### EXERCISE REQUIREMENTS
Below is some material; set it all down exactly, apart from the pictures.

* Begin ITEMS *

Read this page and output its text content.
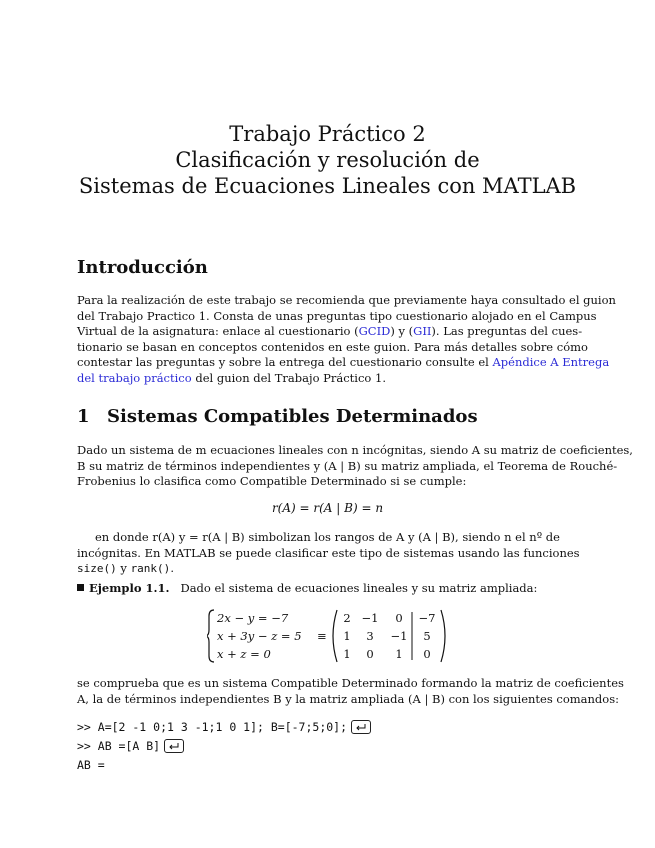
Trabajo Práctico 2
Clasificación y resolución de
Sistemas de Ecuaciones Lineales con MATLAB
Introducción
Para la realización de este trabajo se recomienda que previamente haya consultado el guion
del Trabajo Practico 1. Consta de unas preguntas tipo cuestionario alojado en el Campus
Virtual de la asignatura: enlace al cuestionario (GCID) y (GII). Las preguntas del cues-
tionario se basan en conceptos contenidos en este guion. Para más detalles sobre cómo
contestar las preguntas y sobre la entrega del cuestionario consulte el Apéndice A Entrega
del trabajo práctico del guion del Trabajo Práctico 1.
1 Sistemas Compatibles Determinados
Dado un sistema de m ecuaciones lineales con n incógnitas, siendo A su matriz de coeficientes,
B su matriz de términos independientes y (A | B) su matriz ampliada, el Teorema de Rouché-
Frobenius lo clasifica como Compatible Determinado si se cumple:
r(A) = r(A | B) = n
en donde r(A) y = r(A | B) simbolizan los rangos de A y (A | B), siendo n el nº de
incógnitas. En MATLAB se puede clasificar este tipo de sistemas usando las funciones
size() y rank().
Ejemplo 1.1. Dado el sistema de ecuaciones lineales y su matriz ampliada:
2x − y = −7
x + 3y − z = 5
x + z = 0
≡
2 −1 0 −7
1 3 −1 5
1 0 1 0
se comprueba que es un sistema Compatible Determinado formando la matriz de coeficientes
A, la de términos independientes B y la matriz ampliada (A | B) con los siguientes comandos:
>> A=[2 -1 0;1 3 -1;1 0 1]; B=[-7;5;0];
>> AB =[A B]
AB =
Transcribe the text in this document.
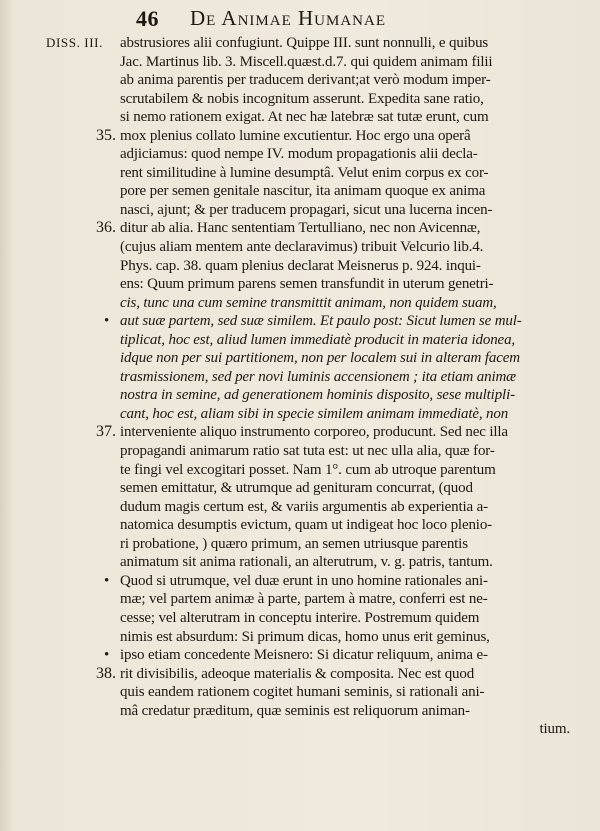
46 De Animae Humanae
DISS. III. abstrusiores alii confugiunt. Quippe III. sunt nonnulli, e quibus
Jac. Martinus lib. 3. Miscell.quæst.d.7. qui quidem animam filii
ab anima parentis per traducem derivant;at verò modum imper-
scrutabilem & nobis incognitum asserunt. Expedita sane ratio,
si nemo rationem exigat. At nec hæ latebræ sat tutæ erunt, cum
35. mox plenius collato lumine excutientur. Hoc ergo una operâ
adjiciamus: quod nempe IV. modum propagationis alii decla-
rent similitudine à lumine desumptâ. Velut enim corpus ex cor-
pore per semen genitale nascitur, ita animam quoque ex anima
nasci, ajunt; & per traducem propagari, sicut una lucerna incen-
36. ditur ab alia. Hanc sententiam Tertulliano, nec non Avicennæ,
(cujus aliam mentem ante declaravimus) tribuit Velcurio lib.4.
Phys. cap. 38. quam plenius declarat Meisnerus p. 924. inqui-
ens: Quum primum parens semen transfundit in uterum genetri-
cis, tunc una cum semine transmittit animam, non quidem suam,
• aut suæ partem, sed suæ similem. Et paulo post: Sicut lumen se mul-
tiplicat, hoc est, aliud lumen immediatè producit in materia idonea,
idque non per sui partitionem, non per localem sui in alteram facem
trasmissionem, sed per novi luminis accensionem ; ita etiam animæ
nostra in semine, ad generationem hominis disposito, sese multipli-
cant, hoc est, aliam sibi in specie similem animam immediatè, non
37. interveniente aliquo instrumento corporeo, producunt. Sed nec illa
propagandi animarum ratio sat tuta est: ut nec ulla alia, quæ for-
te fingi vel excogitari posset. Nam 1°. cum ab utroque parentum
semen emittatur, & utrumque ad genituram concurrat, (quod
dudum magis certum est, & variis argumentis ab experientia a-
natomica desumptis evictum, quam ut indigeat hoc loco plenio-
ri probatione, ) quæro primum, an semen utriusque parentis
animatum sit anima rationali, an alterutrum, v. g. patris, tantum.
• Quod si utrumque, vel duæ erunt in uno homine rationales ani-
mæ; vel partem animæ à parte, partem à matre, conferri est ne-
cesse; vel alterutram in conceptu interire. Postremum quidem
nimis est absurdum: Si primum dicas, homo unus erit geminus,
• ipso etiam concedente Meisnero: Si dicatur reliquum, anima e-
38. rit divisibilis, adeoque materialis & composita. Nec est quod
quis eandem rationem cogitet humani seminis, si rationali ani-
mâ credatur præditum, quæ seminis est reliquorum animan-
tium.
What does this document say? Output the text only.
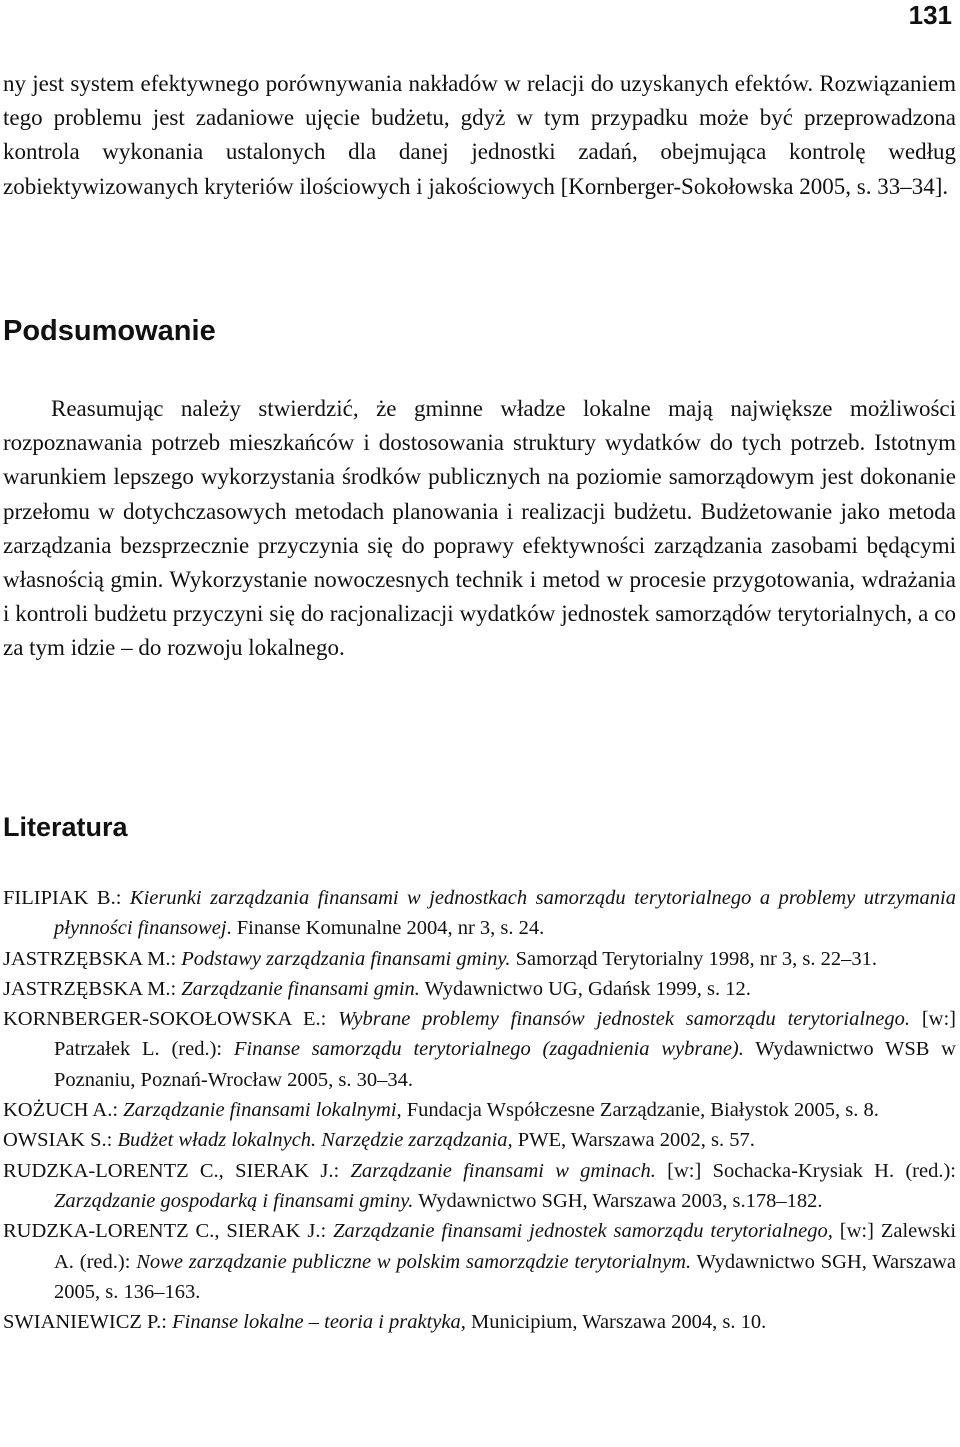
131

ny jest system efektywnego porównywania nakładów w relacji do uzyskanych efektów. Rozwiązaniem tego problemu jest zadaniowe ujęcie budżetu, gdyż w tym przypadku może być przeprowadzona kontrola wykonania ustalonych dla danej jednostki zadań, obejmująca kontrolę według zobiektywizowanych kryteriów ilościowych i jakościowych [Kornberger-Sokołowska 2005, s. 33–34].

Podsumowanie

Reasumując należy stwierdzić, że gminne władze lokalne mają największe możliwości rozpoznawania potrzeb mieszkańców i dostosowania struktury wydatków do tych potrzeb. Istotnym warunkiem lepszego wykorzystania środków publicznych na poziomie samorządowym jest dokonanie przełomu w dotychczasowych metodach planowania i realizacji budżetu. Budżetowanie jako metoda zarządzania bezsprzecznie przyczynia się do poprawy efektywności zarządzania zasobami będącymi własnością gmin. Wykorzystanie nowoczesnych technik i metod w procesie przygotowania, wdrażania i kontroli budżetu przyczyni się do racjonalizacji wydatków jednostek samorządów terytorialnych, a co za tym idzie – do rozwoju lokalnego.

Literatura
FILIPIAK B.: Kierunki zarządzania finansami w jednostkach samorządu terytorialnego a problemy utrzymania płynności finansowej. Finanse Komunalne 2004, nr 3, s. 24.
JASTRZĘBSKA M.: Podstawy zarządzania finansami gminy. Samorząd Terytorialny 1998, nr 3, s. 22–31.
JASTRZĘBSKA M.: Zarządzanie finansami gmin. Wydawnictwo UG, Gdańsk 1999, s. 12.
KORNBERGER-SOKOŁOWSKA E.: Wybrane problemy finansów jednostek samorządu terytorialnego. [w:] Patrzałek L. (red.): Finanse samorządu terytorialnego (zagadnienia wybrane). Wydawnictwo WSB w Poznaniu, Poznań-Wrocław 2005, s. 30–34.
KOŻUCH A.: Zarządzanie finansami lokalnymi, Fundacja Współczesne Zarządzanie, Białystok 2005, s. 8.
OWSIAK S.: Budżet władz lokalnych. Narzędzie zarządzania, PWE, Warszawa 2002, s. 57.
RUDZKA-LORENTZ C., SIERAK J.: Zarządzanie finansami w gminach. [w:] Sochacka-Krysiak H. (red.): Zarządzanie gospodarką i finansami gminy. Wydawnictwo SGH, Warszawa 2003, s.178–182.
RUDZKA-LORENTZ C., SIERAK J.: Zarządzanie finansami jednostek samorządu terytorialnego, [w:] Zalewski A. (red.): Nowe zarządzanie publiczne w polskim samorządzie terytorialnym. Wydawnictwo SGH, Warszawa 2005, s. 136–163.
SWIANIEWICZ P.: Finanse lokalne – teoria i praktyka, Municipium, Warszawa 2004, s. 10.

* End ITEMS *

### EXERCISE ANSWER
Read this page and output its text content.
Trabajo Práctico 2
Clasificación y resolución de
Sistemas de Ecuaciones Lineales con MATLAB
Introducción
Para la realización de este trabajo se recomienda que previamente haya consultado el guion
del Trabajo Practico 1. Consta de unas preguntas tipo cuestionario alojado en el Campus
Virtual de la asignatura: enlace al cuestionario (GCID) y (GII). Las preguntas del cues-
tionario se basan en conceptos contenidos en este guion. Para más detalles sobre cómo
contestar las preguntas y sobre la entrega del cuestionario consulte el Apéndice A Entrega
del trabajo práctico del guion del Trabajo Práctico 1.
1 Sistemas Compatibles Determinados
Dado un sistema de m ecuaciones lineales con n incógnitas, siendo A su matriz de coeficientes,
B su matriz de términos independientes y (A | B) su matriz ampliada, el Teorema de Rouché-
Frobenius lo clasifica como Compatible Determinado si se cumple:
r(A) = r(A | B) = n
en donde r(A) y = r(A | B) simbolizan los rangos de A y (A | B), siendo n el nº de
incógnitas. En MATLAB se puede clasificar este tipo de sistemas usando las funciones
size() y rank().
Ejemplo 1.1. Dado el sistema de ecuaciones lineales y su matriz ampliada:
2x − y = −7
x + 3y − z = 5
x + z = 0
≡
2 −1 0 −7
1 3 −1 5
1 0 1 0
se comprueba que es un sistema Compatible Determinado formando la matriz de coeficientes
A, la de términos independientes B y la matriz ampliada (A | B) con los siguientes comandos:
>> A=[2 -1 0;1 3 -1;1 0 1]; B=[-7;5;0];
>> AB =[A B]
AB =
Transcribe the text in this document.
46 De Animae Humanae
DISS. III. abstrusiores alii confugiunt. Quippe III. sunt nonnulli, e quibus
Jac. Martinus lib. 3. Miscell.quæst.d.7. qui quidem animam filii
ab anima parentis per traducem derivant;at verò modum imper-
scrutabilem & nobis incognitum asserunt. Expedita sane ratio,
si nemo rationem exigat. At nec hæ latebræ sat tutæ erunt, cum
35. mox plenius collato lumine excutientur. Hoc ergo una operâ
adjiciamus: quod nempe IV. modum propagationis alii decla-
rent similitudine à lumine desumptâ. Velut enim corpus ex cor-
pore per semen genitale nascitur, ita animam quoque ex anima
nasci, ajunt; & per traducem propagari, sicut una lucerna incen-
36. ditur ab alia. Hanc sententiam Tertulliano, nec non Avicennæ,
(cujus aliam mentem ante declaravimus) tribuit Velcurio lib.4.
Phys. cap. 38. quam plenius declarat Meisnerus p. 924. inqui-
ens: Quum primum parens semen transfundit in uterum genetri-
cis, tunc una cum semine transmittit animam, non quidem suam,
• aut suæ partem, sed suæ similem. Et paulo post: Sicut lumen se mul-
tiplicat, hoc est, aliud lumen immediatè producit in materia idonea,
idque non per sui partitionem, non per localem sui in alteram facem
trasmissionem, sed per novi luminis accensionem ; ita etiam animæ
nostra in semine, ad generationem hominis disposito, sese multipli-
cant, hoc est, aliam sibi in specie similem animam immediatè, non
37. interveniente aliquo instrumento corporeo, producunt. Sed nec illa
propagandi animarum ratio sat tuta est: ut nec ulla alia, quæ for-
te fingi vel excogitari posset. Nam 1°. cum ab utroque parentum
semen emittatur, & utrumque ad genituram concurrat, (quod
dudum magis certum est, & variis argumentis ab experientia a-
natomica desumptis evictum, quam ut indigeat hoc loco plenio-
ri probatione, ) quæro primum, an semen utriusque parentis
animatum sit anima rationali, an alterutrum, v. g. patris, tantum.
• Quod si utrumque, vel duæ erunt in uno homine rationales ani-
mæ; vel partem animæ à parte, partem à matre, conferri est ne-
cesse; vel alterutram in conceptu interire. Postremum quidem
nimis est absurdum: Si primum dicas, homo unus erit geminus,
• ipso etiam concedente Meisnero: Si dicatur reliquum, anima e-
38. rit divisibilis, adeoque materialis & composita. Nec est quod
quis eandem rationem cogitet humani seminis, si rationali ani-
mâ credatur præditum, quæ seminis est reliquorum animan-
tium.
What does this document say? Output the text only.
131

ny jest system efektywnego porównywania nakładów w relacji do uzyskanych efektów. Rozwiązaniem tego problemu jest zadaniowe ujęcie budżetu, gdyż w tym przypadku może być przeprowadzona kontrola wykonania ustalonych dla danej jednostki zadań, obejmująca kontrolę według zobiektywizowanych kryteriów ilościowych i jakościowych [Kornberger-Sokołowska 2005, s. 33–34].

Podsumowanie

Reasumując należy stwierdzić, że gminne władze lokalne mają największe możliwości rozpoznawania potrzeb mieszkańców i dostosowania struktury wydatków do tych potrzeb. Istotnym warunkiem lepszego wykorzystania środków publicznych na poziomie samorządowym jest dokonanie przełomu w dotychczasowych metodach planowania i realizacji budżetu. Budżetowanie jako metoda zarządzania bezsprzecznie przyczynia się do poprawy efektywności zarządzania zasobami będącymi własnością gmin. Wykorzystanie nowoczesnych technik i metod w procesie przygotowania, wdrażania i kontroli budżetu przyczyni się do racjonalizacji wydatków jednostek samorządów terytorialnych, a co za tym idzie – do rozwoju lokalnego.

Literatura
FILIPIAK B.: Kierunki zarządzania finansami w jednostkach samorządu terytorialnego a problemy utrzymania płynności finansowej. Finanse Komunalne 2004, nr 3, s. 24.
JASTRZĘBSKA M.: Podstawy zarządzania finansami gminy. Samorząd Terytorialny 1998, nr 3, s. 22–31.
JASTRZĘBSKA M.: Zarządzanie finansami gmin. Wydawnictwo UG, Gdańsk 1999, s. 12.
KORNBERGER-SOKOŁOWSKA E.: Wybrane problemy finansów jednostek samorządu terytorialnego. [w:] Patrzałek L. (red.): Finanse samorządu terytorialnego (zagadnienia wybrane). Wydawnictwo WSB w Poznaniu, Poznań-Wrocław 2005, s. 30–34.
KOŻUCH A.: Zarządzanie finansami lokalnymi, Fundacja Współczesne Zarządzanie, Białystok 2005, s. 8.
OWSIAK S.: Budżet władz lokalnych. Narzędzie zarządzania, PWE, Warszawa 2002, s. 57.
RUDZKA-LORENTZ C., SIERAK J.: Zarządzanie finansami w gminach. [w:] Sochacka-Krysiak H. (red.): Zarządzanie gospodarką i finansami gminy. Wydawnictwo SGH, Warszawa 2003, s.178–182.
RUDZKA-LORENTZ C., SIERAK J.: Zarządzanie finansami jednostek samorządu terytorialnego, [w:] Zalewski A. (red.): Nowe zarządzanie publiczne w polskim samorządzie terytorialnym. Wydawnictwo SGH, Warszawa 2005, s. 136–163.
SWIANIEWICZ P.: Finanse lokalne – teoria i praktyka, Municipium, Warszawa 2004, s. 10.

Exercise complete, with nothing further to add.